### Rows from a figure dataset
**********

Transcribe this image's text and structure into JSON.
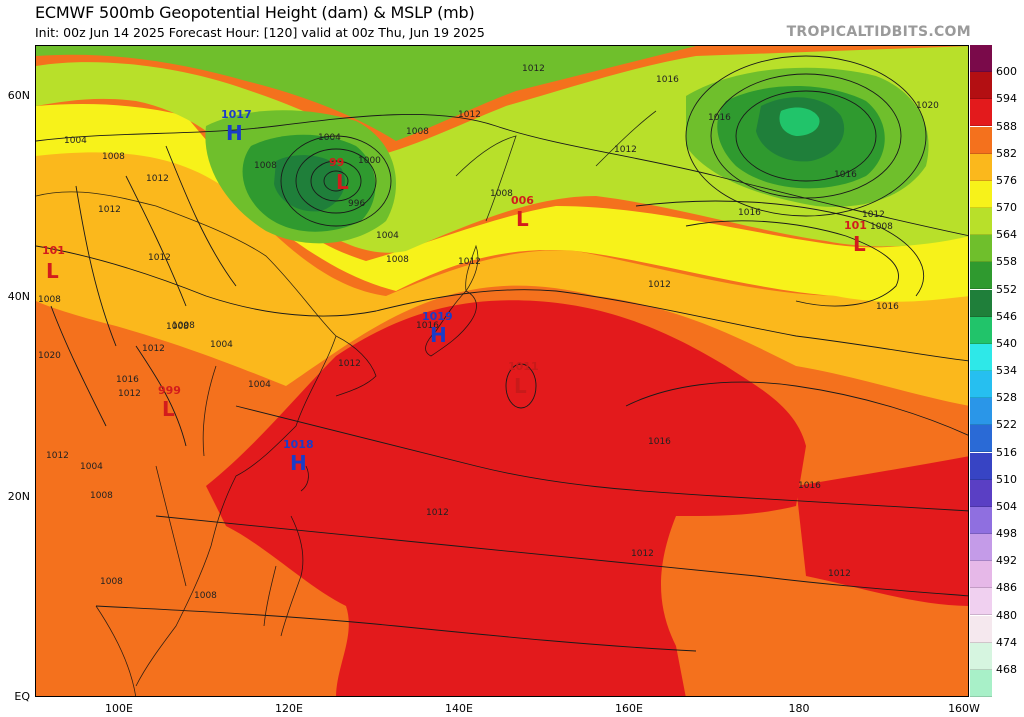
{
  "header": {
    "title": "ECMWF 500mb Geopotential Height (dam) & MSLP (mb)",
    "subtitle": "Init: 00z Jun 14 2025   Forecast Hour: [120]   valid at 00z Thu, Jun 19 2025",
    "brand": "TROPICALTIDBITS.COM"
  },
  "axes": {
    "lat_labels": [
      "60N",
      "40N",
      "20N",
      "EQ"
    ],
    "lon_labels": [
      "100E",
      "120E",
      "140E",
      "160E",
      "180",
      "160W"
    ]
  },
  "colorbar": {
    "levels": [
      "600",
      "594",
      "588",
      "582",
      "576",
      "570",
      "564",
      "558",
      "552",
      "546",
      "540",
      "534",
      "528",
      "522",
      "516",
      "510",
      "504",
      "498",
      "492",
      "486",
      "480",
      "474",
      "468"
    ],
    "colors": [
      "#7a0a4a",
      "#b30f12",
      "#e31a1c",
      "#f4711d",
      "#fbb81c",
      "#f7f21a",
      "#b8e02a",
      "#6fbf2c",
      "#2f9a2f",
      "#1f7f3a",
      "#21c46a",
      "#2ee8e8",
      "#26bff0",
      "#2a96e8",
      "#2a6ad6",
      "#3744c4",
      "#5a3fc4",
      "#8f6fe0",
      "#c49be8",
      "#e6b8e8",
      "#f0d0f0",
      "#f5e8ee",
      "#d6f5e0",
      "#a8f0c8"
    ]
  },
  "pressure_centers": [
    {
      "type": "H",
      "value": "1017",
      "color": "#1b3cc8"
    },
    {
      "type": "L",
      "value": "99",
      "color": "#d21c1c"
    },
    {
      "type": "L",
      "value": "006",
      "color": "#d21c1c"
    },
    {
      "type": "L",
      "value": "101",
      "color": "#d21c1c"
    },
    {
      "type": "L",
      "value": "101",
      "color": "#d21c1c"
    },
    {
      "type": "H",
      "value": "1019",
      "color": "#1b3cc8"
    },
    {
      "type": "L",
      "value": "1011",
      "color": "#d21c1c"
    },
    {
      "type": "L",
      "value": "999",
      "color": "#d21c1c"
    },
    {
      "type": "H",
      "value": "1018",
      "color": "#1b3cc8"
    }
  ],
  "contour_labels": [
    "1004",
    "1008",
    "1012",
    "1012",
    "1008",
    "1004",
    "1008",
    "1000",
    "996",
    "1004",
    "1012",
    "1008",
    "1016",
    "1016",
    "1016",
    "1012",
    "1012",
    "1012",
    "1012",
    "1016",
    "1016",
    "1012",
    "1012",
    "1012",
    "1004",
    "1008",
    "1008",
    "1004",
    "1020",
    "1016",
    "1016",
    "1012",
    "1008",
    "1012",
    "1008",
    "1012",
    "1016",
    "1016",
    "1020",
    "1008",
    "1012",
    "1012",
    "1008",
    "1004",
    "1008",
    "1012",
    "1008"
  ]
}
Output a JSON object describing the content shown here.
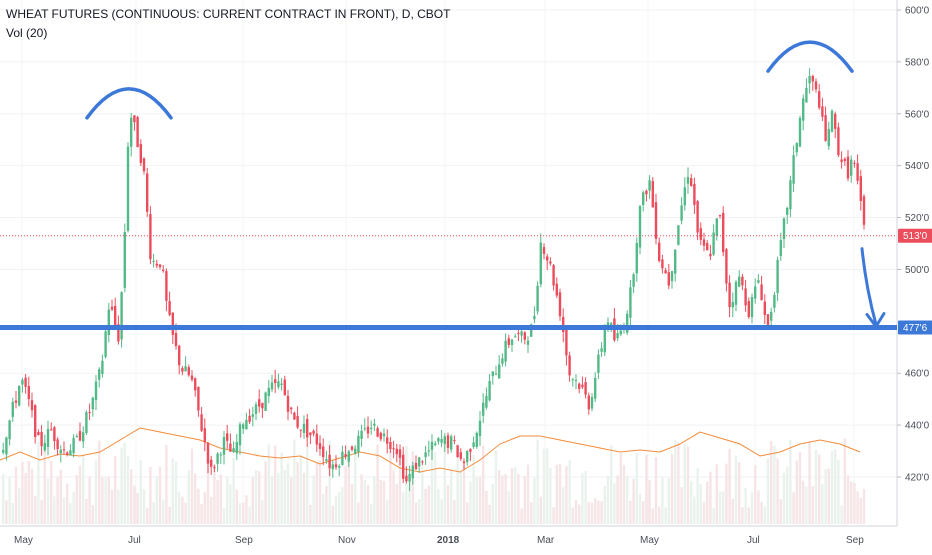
{
  "chart_data": {
    "type": "candlestick",
    "title": "WHEAT FUTURES (CONTINUOUS: CURRENT CONTRACT IN FRONT), D, CBOT",
    "subtitle": "Vol (20)",
    "ylim": [
      400,
      604
    ],
    "y_ticks": [
      {
        "value": 420,
        "label": "420'0"
      },
      {
        "value": 440,
        "label": "440'0"
      },
      {
        "value": 460,
        "label": "460'0"
      },
      {
        "value": 500,
        "label": "500'0"
      },
      {
        "value": 520,
        "label": "520'0"
      },
      {
        "value": 540,
        "label": "540'0"
      },
      {
        "value": 560,
        "label": "560'0"
      },
      {
        "value": 580,
        "label": "580'0"
      },
      {
        "value": 600,
        "label": "600'0"
      }
    ],
    "x_ticks": [
      "May",
      "Jul",
      "Sep",
      "Nov",
      "2018",
      "Mar",
      "May",
      "Jul",
      "Sep"
    ],
    "price_trend": [
      [
        0,
        430
      ],
      [
        10,
        444
      ],
      [
        20,
        458
      ],
      [
        28,
        448
      ],
      [
        38,
        432
      ],
      [
        50,
        438
      ],
      [
        62,
        430
      ],
      [
        75,
        433
      ],
      [
        90,
        447
      ],
      [
        100,
        462
      ],
      [
        108,
        487
      ],
      [
        118,
        473
      ],
      [
        124,
        518
      ],
      [
        128,
        562
      ],
      [
        134,
        553
      ],
      [
        142,
        540
      ],
      [
        150,
        503
      ],
      [
        160,
        503
      ],
      [
        166,
        484
      ],
      [
        172,
        473
      ],
      [
        180,
        462
      ],
      [
        190,
        458
      ],
      [
        200,
        440
      ],
      [
        210,
        422
      ],
      [
        222,
        434
      ],
      [
        232,
        428
      ],
      [
        242,
        442
      ],
      [
        255,
        446
      ],
      [
        270,
        454
      ],
      [
        280,
        456
      ],
      [
        292,
        442
      ],
      [
        305,
        438
      ],
      [
        318,
        433
      ],
      [
        330,
        424
      ],
      [
        345,
        430
      ],
      [
        358,
        434
      ],
      [
        370,
        440
      ],
      [
        382,
        436
      ],
      [
        395,
        432
      ],
      [
        405,
        418
      ],
      [
        415,
        425
      ],
      [
        428,
        430
      ],
      [
        440,
        434
      ],
      [
        452,
        433
      ],
      [
        462,
        425
      ],
      [
        475,
        438
      ],
      [
        488,
        455
      ],
      [
        500,
        467
      ],
      [
        512,
        475
      ],
      [
        522,
        473
      ],
      [
        532,
        478
      ],
      [
        540,
        512
      ],
      [
        550,
        500
      ],
      [
        560,
        482
      ],
      [
        568,
        460
      ],
      [
        578,
        456
      ],
      [
        588,
        448
      ],
      [
        598,
        466
      ],
      [
        606,
        482
      ],
      [
        614,
        472
      ],
      [
        622,
        478
      ],
      [
        630,
        492
      ],
      [
        638,
        522
      ],
      [
        648,
        535
      ],
      [
        658,
        505
      ],
      [
        668,
        495
      ],
      [
        678,
        520
      ],
      [
        688,
        540
      ],
      [
        698,
        510
      ],
      [
        708,
        505
      ],
      [
        718,
        522
      ],
      [
        728,
        486
      ],
      [
        738,
        497
      ],
      [
        748,
        484
      ],
      [
        758,
        497
      ],
      [
        766,
        476
      ],
      [
        772,
        490
      ],
      [
        780,
        510
      ],
      [
        790,
        535
      ],
      [
        800,
        562
      ],
      [
        808,
        574
      ],
      [
        818,
        565
      ],
      [
        824,
        548
      ],
      [
        830,
        560
      ],
      [
        838,
        545
      ],
      [
        846,
        537
      ],
      [
        852,
        543
      ],
      [
        858,
        528
      ],
      [
        864,
        513
      ]
    ],
    "last_price": {
      "value": 513,
      "label": "513'0"
    },
    "support_level": {
      "value": 477.6,
      "label": "477'6"
    },
    "annotations": [
      {
        "type": "arc",
        "description": "top",
        "center_x_pos": 129,
        "peak": 570
      },
      {
        "type": "arc",
        "description": "top",
        "center_x_pos": 810,
        "peak": 588
      },
      {
        "type": "arrow",
        "from": [
          862,
          508
        ],
        "to": [
          876,
          478
        ]
      }
    ],
    "volume_ma": [
      [
        0,
        0.32
      ],
      [
        20,
        0.36
      ],
      [
        40,
        0.32
      ],
      [
        60,
        0.35
      ],
      [
        80,
        0.34
      ],
      [
        100,
        0.36
      ],
      [
        120,
        0.42
      ],
      [
        140,
        0.48
      ],
      [
        160,
        0.46
      ],
      [
        180,
        0.44
      ],
      [
        200,
        0.42
      ],
      [
        220,
        0.38
      ],
      [
        240,
        0.36
      ],
      [
        260,
        0.34
      ],
      [
        280,
        0.33
      ],
      [
        300,
        0.34
      ],
      [
        320,
        0.3
      ],
      [
        340,
        0.33
      ],
      [
        360,
        0.36
      ],
      [
        380,
        0.34
      ],
      [
        400,
        0.28
      ],
      [
        420,
        0.26
      ],
      [
        440,
        0.28
      ],
      [
        460,
        0.26
      ],
      [
        480,
        0.32
      ],
      [
        500,
        0.4
      ],
      [
        520,
        0.44
      ],
      [
        540,
        0.44
      ],
      [
        560,
        0.42
      ],
      [
        580,
        0.4
      ],
      [
        600,
        0.38
      ],
      [
        620,
        0.36
      ],
      [
        640,
        0.37
      ],
      [
        660,
        0.36
      ],
      [
        680,
        0.4
      ],
      [
        700,
        0.46
      ],
      [
        720,
        0.43
      ],
      [
        740,
        0.4
      ],
      [
        760,
        0.34
      ],
      [
        780,
        0.36
      ],
      [
        800,
        0.4
      ],
      [
        820,
        0.42
      ],
      [
        840,
        0.4
      ],
      [
        860,
        0.36
      ]
    ]
  }
}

**********

### THE REQUEST
Which lines above contain the word "subtitle"? Copy each of them.

### SOLUTION FOR THIS PROBLEM
    "subtitle": "Init: 00z Jun 14 2025   Forecast Hour: [120]   valid at 00z Thu, Jun 19 2025",
    "subtitle": "Vol (20)",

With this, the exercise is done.